Locate every line in the material below that has the word "atau". Copy each of those lines.

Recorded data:
= = =

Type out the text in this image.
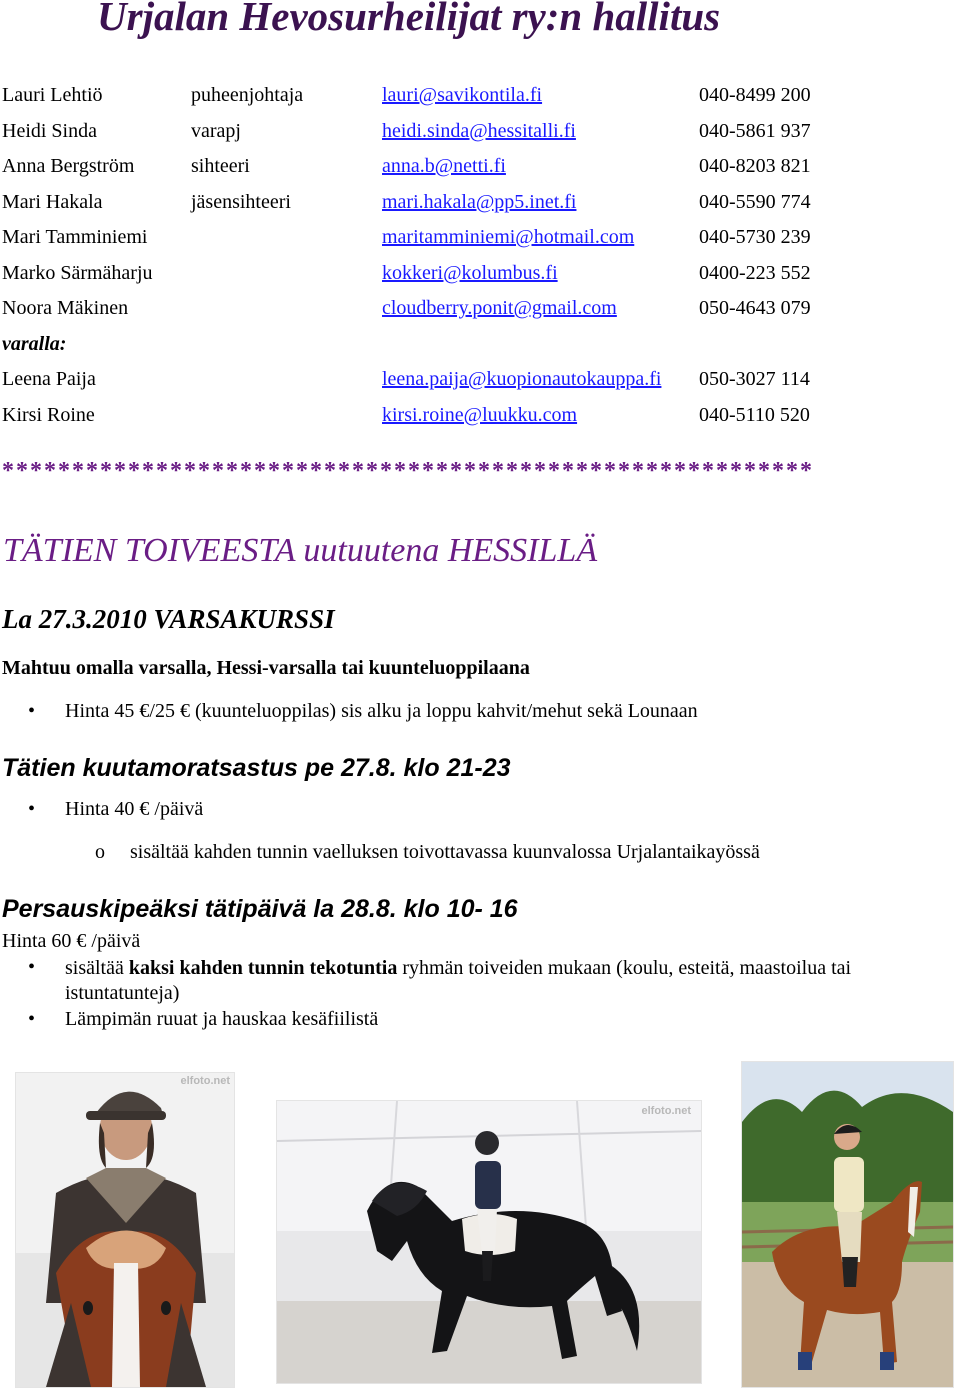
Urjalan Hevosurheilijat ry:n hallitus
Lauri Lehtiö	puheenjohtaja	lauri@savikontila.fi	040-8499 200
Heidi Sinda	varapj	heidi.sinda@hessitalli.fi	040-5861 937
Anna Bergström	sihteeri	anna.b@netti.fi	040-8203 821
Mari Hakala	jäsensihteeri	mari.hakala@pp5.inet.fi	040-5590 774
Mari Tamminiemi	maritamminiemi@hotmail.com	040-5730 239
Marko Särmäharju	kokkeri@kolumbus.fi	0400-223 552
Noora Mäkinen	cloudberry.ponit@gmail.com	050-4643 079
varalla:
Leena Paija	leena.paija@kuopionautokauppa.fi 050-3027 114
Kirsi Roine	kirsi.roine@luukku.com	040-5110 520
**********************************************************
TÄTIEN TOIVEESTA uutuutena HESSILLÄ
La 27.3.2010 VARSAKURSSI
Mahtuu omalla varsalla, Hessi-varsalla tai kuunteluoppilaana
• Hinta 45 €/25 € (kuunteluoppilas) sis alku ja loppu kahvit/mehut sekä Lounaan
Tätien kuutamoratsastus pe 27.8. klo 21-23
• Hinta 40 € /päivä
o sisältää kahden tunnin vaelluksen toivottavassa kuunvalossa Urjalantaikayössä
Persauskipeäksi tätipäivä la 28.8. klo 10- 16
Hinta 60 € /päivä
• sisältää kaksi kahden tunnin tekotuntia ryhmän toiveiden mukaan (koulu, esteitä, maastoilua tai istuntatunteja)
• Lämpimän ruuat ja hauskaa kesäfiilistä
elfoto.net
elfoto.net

= = =

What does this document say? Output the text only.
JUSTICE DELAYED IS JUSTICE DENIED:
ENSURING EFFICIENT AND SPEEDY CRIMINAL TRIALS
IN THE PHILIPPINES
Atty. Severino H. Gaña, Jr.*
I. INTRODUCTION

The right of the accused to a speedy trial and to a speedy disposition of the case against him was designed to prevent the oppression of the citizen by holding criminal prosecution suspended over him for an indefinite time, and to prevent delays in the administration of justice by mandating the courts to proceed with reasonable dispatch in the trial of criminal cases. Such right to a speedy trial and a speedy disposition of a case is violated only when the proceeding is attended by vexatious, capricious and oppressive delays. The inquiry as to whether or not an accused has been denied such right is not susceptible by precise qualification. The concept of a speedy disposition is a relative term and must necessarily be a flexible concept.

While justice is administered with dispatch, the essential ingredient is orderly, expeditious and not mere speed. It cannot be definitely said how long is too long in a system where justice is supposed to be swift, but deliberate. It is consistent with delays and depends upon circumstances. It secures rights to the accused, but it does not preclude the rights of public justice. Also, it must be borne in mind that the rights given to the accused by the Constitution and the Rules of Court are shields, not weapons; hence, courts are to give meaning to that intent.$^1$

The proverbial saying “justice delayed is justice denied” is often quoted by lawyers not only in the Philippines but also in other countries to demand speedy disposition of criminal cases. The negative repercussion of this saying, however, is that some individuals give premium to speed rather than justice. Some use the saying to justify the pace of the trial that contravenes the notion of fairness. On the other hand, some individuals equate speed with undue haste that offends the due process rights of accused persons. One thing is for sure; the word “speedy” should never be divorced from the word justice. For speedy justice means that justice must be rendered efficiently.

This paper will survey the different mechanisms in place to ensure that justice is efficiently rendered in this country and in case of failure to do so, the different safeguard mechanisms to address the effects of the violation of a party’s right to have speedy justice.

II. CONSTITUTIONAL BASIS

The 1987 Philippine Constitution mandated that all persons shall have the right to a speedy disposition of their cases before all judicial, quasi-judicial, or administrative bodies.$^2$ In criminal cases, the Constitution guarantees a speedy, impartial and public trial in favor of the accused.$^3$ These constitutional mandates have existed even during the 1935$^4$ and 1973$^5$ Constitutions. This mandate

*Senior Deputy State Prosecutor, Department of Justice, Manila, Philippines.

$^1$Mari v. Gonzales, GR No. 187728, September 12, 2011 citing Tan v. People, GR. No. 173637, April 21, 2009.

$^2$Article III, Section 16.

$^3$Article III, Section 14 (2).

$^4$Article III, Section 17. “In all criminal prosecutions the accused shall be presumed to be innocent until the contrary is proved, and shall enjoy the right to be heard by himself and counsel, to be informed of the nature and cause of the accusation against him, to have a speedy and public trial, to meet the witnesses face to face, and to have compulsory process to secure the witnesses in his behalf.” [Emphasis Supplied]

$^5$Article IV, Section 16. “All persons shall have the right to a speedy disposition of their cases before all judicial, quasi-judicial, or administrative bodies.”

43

= = =

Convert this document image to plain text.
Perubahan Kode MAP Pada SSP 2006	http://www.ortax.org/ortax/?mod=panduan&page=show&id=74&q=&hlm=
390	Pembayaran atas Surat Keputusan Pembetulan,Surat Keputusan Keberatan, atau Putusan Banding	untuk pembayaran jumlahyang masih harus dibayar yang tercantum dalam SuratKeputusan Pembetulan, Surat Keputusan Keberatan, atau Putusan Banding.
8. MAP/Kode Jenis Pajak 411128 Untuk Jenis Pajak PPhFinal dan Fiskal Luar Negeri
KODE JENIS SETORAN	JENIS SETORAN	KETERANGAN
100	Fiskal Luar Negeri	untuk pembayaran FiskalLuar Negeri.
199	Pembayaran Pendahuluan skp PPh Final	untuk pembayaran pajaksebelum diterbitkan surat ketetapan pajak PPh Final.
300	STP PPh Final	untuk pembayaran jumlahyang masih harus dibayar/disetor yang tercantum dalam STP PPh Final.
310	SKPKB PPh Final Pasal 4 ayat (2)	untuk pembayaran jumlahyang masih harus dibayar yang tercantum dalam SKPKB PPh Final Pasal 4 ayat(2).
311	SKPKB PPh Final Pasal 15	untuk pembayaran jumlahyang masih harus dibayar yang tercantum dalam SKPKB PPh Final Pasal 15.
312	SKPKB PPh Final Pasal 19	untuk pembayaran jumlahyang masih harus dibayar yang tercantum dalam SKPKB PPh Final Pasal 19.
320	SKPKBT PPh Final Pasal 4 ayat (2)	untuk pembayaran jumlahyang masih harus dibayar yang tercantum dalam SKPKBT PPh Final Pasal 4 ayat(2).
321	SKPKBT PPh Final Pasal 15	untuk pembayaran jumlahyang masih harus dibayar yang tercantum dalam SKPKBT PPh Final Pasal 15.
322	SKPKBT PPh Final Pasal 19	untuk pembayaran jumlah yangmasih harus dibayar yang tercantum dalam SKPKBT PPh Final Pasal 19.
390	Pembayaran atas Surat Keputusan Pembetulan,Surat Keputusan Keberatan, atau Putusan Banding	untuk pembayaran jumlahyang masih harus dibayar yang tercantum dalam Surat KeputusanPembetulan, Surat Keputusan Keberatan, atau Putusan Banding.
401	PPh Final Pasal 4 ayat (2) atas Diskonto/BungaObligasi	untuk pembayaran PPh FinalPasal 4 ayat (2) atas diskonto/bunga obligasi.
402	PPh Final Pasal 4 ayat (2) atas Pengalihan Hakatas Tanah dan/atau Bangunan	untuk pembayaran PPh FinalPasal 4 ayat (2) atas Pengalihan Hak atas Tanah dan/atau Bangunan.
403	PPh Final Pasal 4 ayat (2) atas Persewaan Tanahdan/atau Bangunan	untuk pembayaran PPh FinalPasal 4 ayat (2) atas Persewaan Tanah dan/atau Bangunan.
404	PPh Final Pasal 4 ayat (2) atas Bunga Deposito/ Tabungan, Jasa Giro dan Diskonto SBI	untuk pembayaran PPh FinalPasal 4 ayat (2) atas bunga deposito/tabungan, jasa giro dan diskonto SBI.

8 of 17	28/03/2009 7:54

= = =

_The answer:_
390	Pembayaran atas Surat Keputusan Pembetulan,Surat Keputusan Keberatan, atau Putusan Banding	untuk pembayaran jumlahyang masih harus dibayar yang tercantum dalam SuratKeputusan Pembetulan, Surat Keputusan Keberatan, atau Putusan Banding.
390	Pembayaran atas Surat Keputusan Pembetulan,Surat Keputusan Keberatan, atau Putusan Banding	untuk pembayaran jumlahyang masih harus dibayar yang tercantum dalam Surat KeputusanPembetulan, Surat Keputusan Keberatan, atau Putusan Banding.
402	PPh Final Pasal 4 ayat (2) atas Pengalihan Hakatas Tanah dan/atau Bangunan	untuk pembayaran PPh FinalPasal 4 ayat (2) atas Pengalihan Hak atas Tanah dan/atau Bangunan.
403	PPh Final Pasal 4 ayat (2) atas Persewaan Tanahdan/atau Bangunan	untuk pembayaran PPh FinalPasal 4 ayat (2) atas Persewaan Tanah dan/atau Bangunan.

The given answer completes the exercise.